**Directions for this task**
Read the records and gather each line that includes "below".

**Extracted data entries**
● ● ● ● ●
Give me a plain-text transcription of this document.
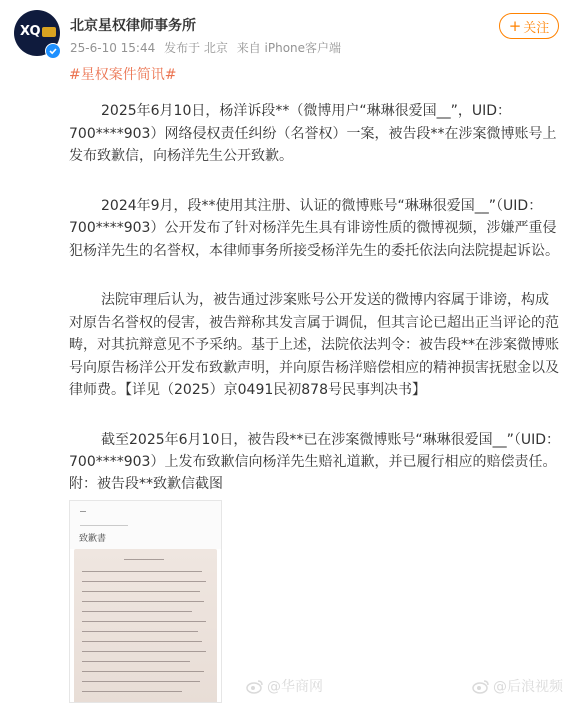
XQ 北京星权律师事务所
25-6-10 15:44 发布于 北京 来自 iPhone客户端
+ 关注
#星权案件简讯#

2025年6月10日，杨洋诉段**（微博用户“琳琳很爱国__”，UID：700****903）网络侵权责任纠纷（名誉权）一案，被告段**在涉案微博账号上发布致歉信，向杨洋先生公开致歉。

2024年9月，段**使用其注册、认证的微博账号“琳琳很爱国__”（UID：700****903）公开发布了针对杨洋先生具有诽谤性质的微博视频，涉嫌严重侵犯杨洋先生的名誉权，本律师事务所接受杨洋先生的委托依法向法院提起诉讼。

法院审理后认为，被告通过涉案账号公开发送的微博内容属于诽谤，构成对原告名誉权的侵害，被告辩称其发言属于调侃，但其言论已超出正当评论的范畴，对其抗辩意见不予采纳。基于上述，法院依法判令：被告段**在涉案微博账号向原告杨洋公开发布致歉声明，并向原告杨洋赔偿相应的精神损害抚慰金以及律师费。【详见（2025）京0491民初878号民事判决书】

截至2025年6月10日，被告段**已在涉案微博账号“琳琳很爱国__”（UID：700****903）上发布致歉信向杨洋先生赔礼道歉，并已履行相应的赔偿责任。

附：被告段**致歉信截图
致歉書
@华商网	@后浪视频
● ● ● ● ●
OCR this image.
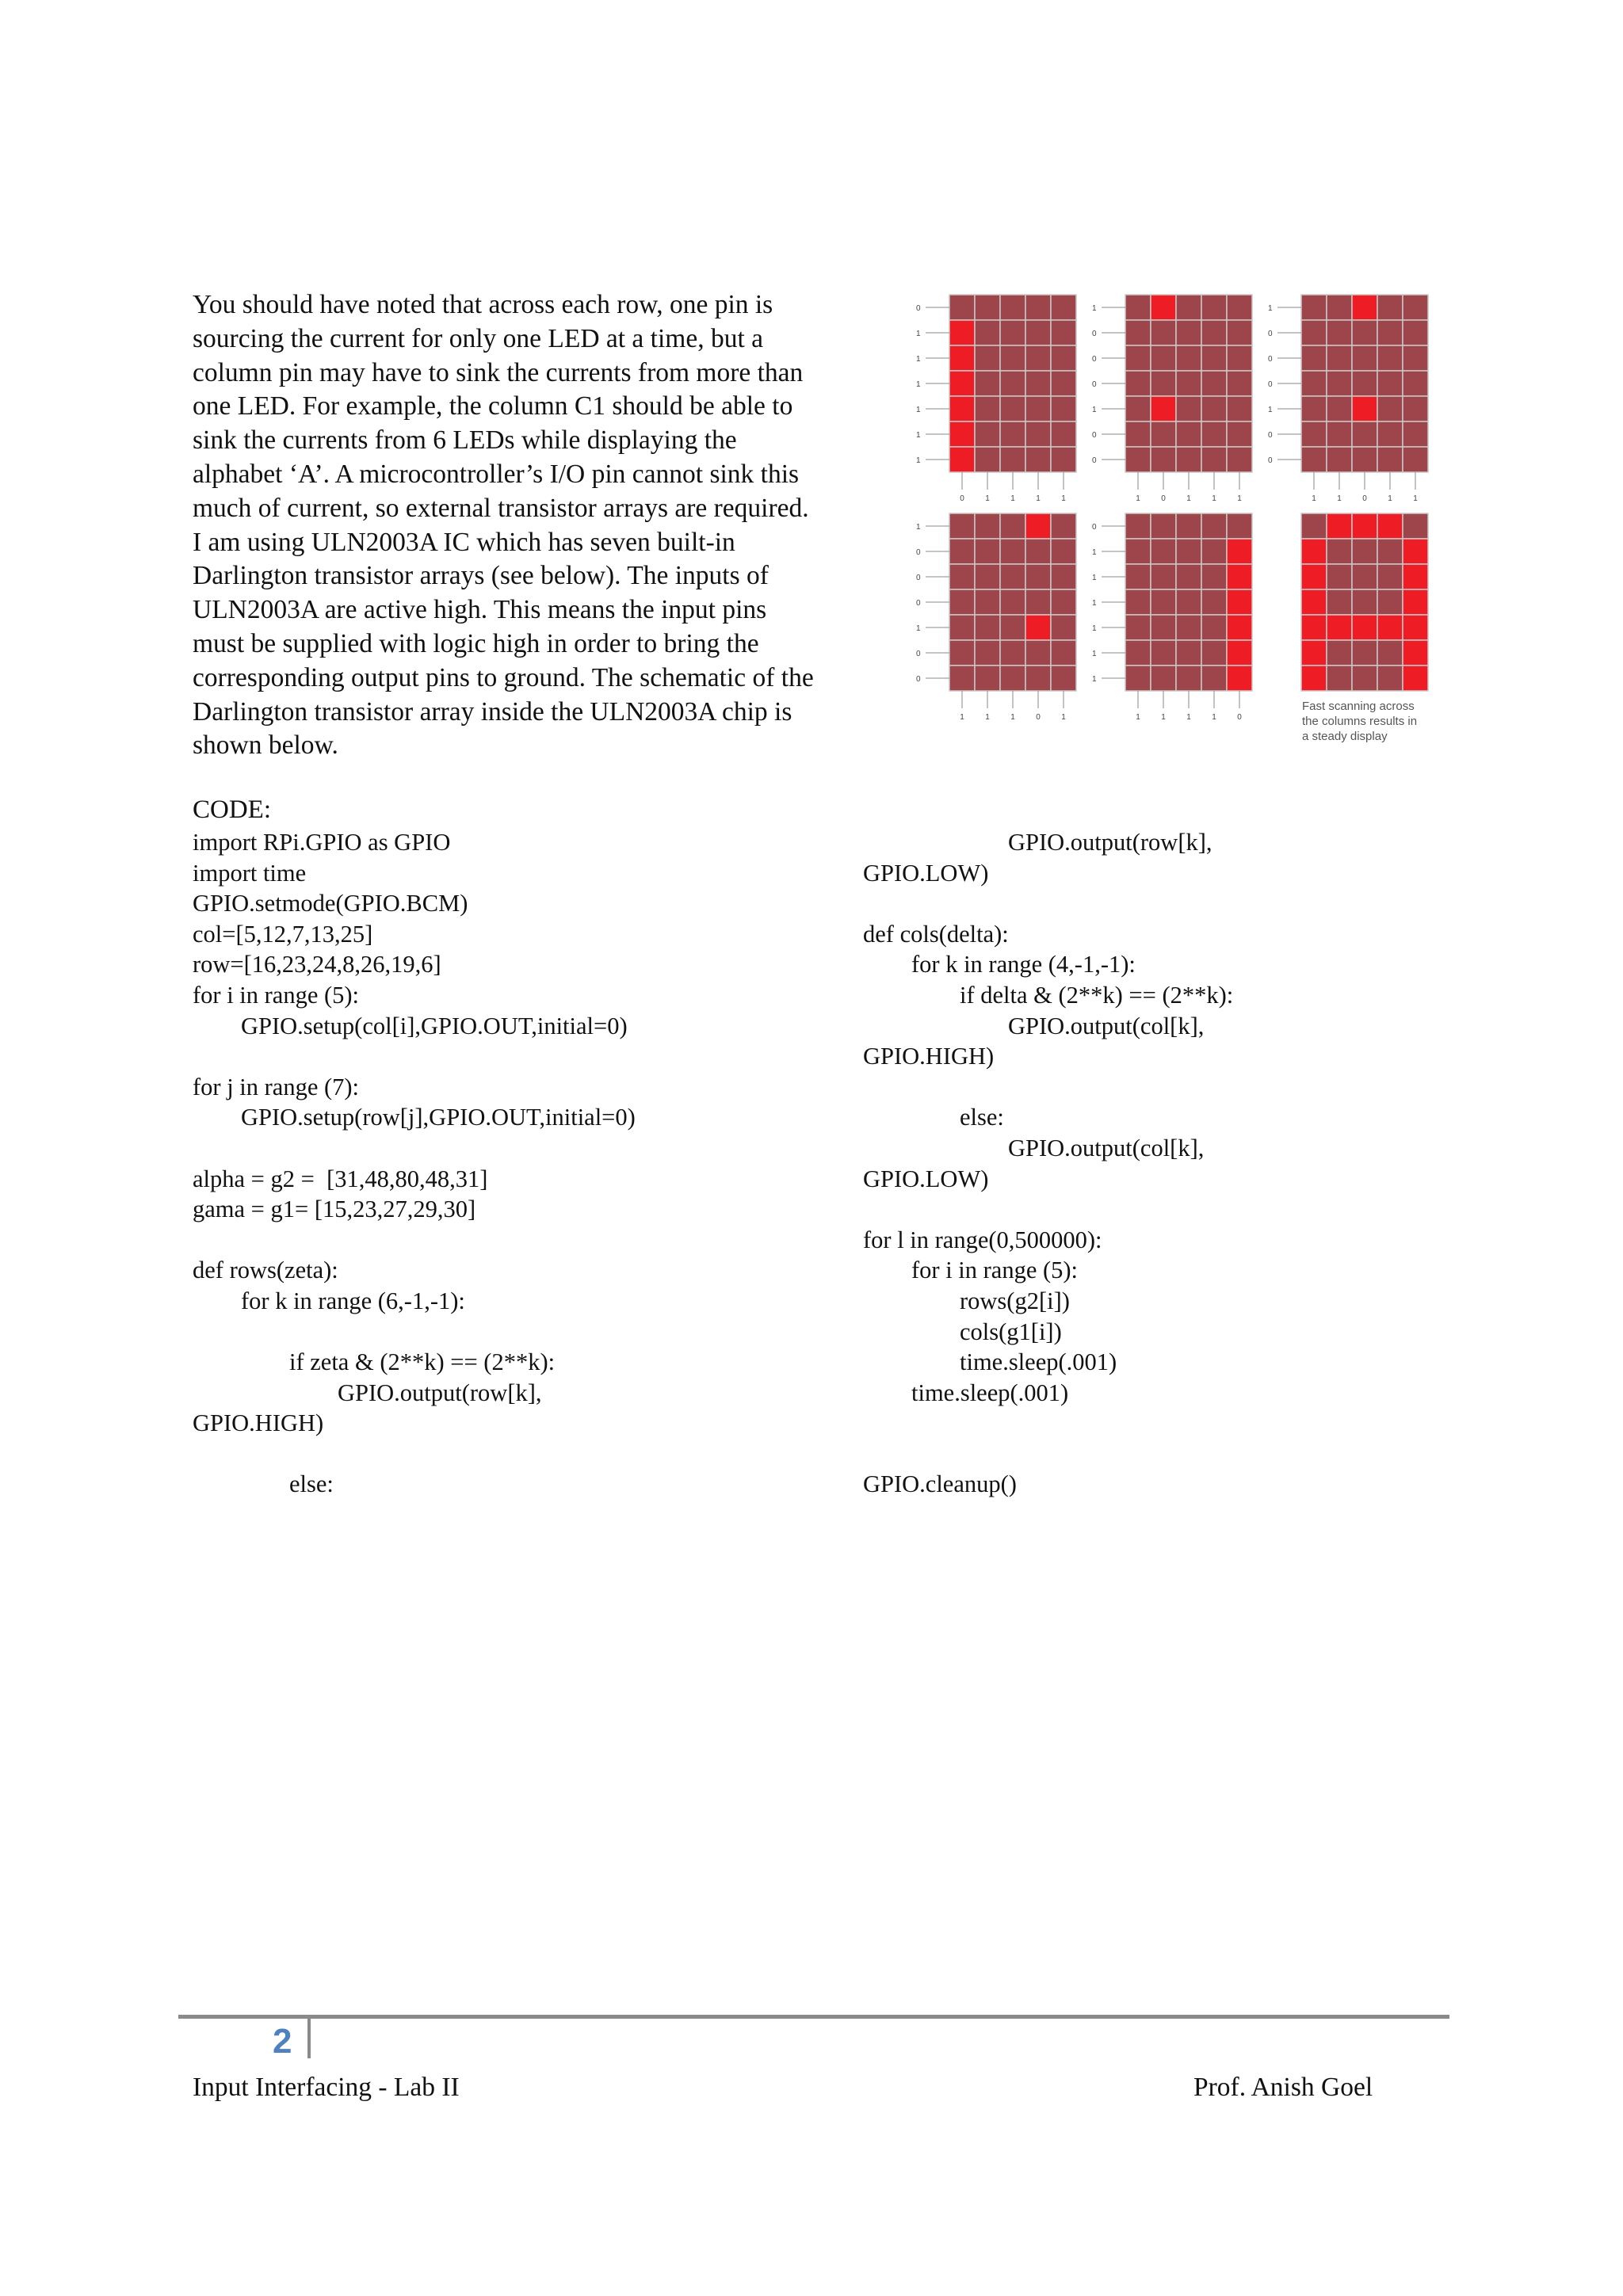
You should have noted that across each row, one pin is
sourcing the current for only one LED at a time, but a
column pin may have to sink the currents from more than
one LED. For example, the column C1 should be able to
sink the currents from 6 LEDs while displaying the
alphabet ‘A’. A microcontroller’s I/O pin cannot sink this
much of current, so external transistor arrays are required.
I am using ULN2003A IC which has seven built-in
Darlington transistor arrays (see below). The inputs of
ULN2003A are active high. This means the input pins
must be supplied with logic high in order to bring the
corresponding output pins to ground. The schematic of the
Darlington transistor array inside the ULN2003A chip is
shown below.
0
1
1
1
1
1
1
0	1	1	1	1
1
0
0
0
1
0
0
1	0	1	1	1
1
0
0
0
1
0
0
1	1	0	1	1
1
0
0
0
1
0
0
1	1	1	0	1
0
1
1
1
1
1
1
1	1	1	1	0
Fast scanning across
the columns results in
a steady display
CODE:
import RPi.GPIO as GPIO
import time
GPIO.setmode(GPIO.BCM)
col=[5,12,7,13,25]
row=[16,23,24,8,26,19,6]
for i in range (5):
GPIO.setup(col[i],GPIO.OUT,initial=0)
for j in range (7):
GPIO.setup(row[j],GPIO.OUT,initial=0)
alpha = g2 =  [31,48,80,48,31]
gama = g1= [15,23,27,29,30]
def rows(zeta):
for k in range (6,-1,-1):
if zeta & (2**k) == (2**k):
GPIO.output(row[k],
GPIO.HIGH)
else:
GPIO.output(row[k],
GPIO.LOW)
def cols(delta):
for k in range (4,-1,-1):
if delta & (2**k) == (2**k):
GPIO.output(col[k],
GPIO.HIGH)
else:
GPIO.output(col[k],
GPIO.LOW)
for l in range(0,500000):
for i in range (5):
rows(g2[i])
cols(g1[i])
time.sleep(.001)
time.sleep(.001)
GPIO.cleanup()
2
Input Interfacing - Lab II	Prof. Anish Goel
● ● ● ● ●
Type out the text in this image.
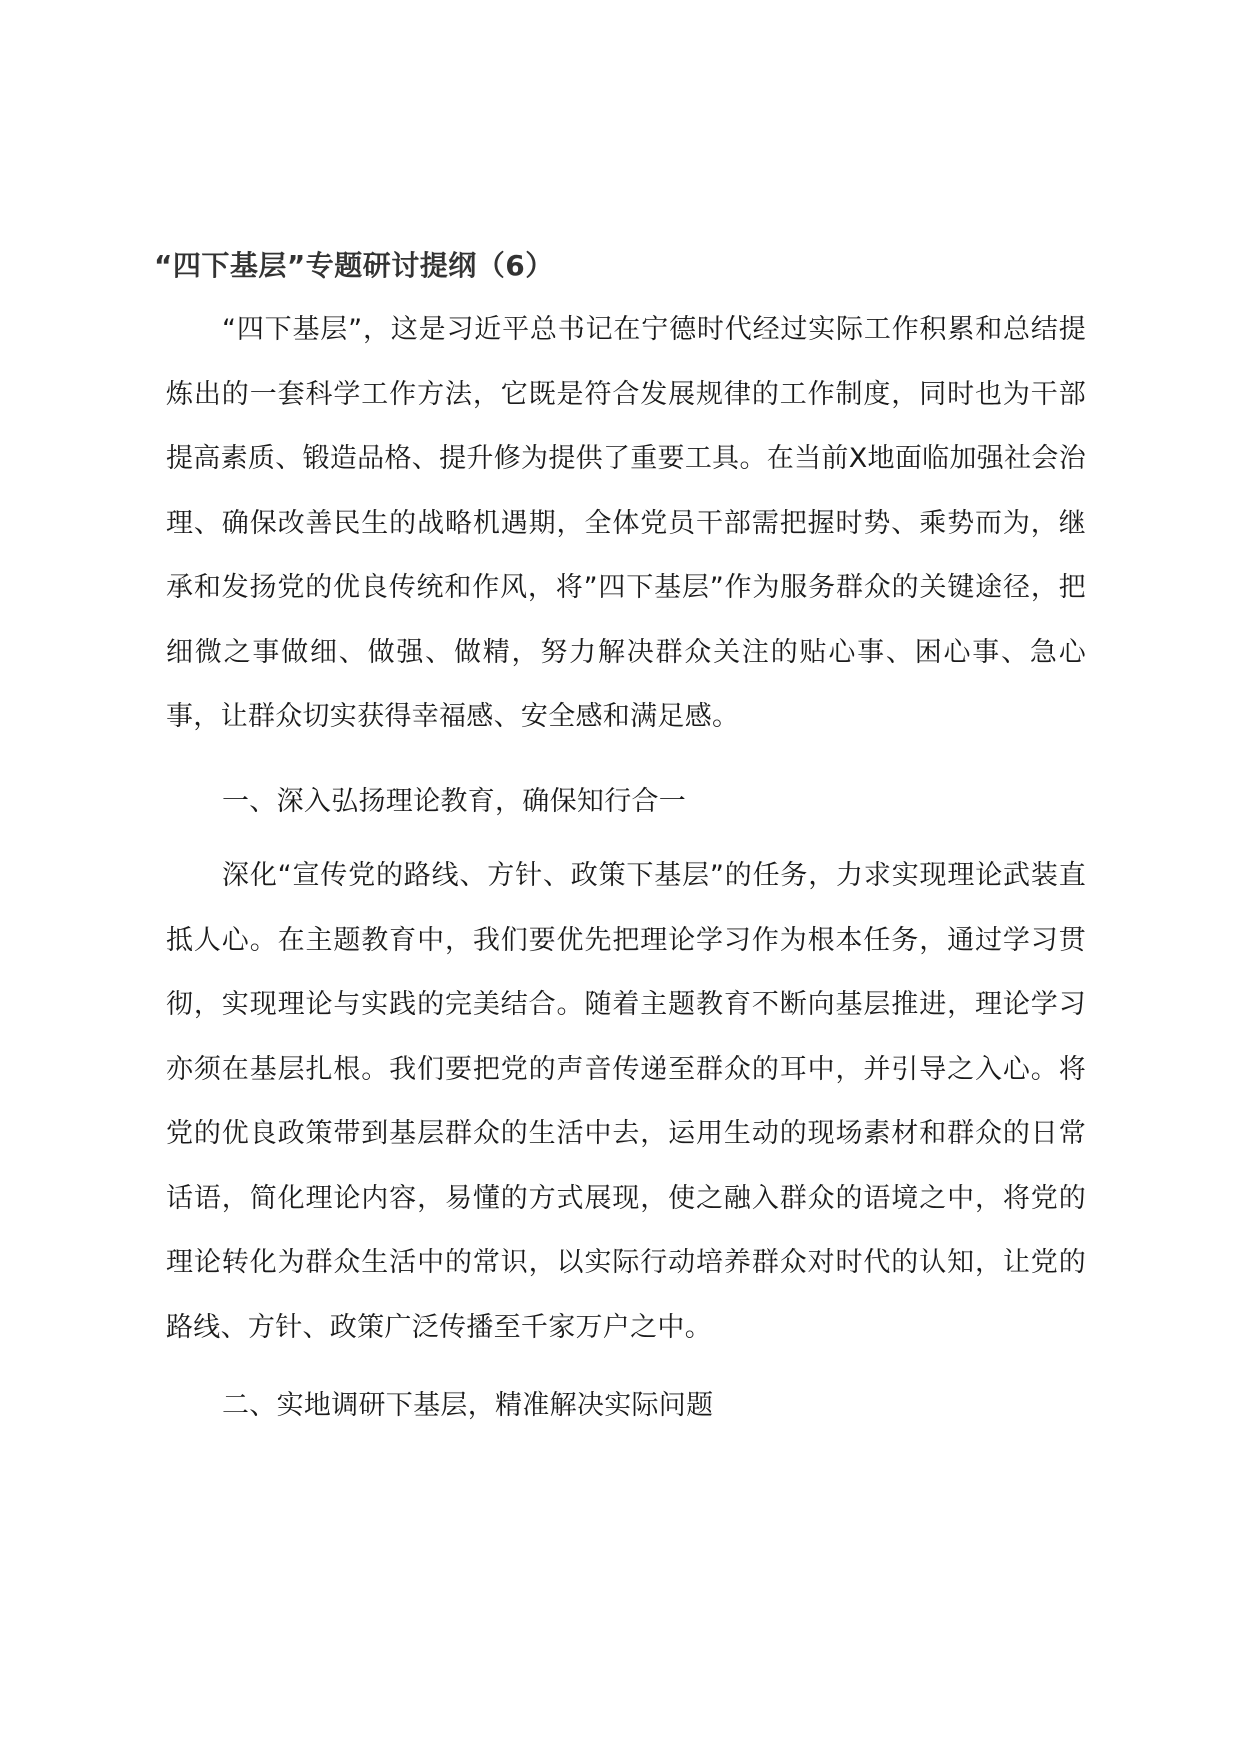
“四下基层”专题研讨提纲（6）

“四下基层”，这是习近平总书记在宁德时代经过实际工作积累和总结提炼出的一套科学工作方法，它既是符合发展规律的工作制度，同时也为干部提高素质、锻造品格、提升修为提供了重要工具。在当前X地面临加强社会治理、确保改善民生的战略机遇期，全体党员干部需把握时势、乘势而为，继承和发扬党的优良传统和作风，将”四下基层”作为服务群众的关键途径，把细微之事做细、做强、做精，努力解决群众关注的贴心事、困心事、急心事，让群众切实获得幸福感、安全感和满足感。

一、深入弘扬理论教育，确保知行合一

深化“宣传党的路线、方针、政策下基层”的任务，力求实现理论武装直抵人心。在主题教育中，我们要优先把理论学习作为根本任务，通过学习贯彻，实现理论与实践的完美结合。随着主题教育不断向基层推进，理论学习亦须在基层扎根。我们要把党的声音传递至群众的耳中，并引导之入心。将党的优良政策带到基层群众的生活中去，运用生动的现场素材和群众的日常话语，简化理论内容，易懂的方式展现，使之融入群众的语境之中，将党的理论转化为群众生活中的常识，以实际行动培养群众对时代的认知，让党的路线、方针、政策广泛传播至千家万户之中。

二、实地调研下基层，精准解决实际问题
● ● ● ● ●
**Response**
Darlington transistor arrays (see below). The inputs of
shown below.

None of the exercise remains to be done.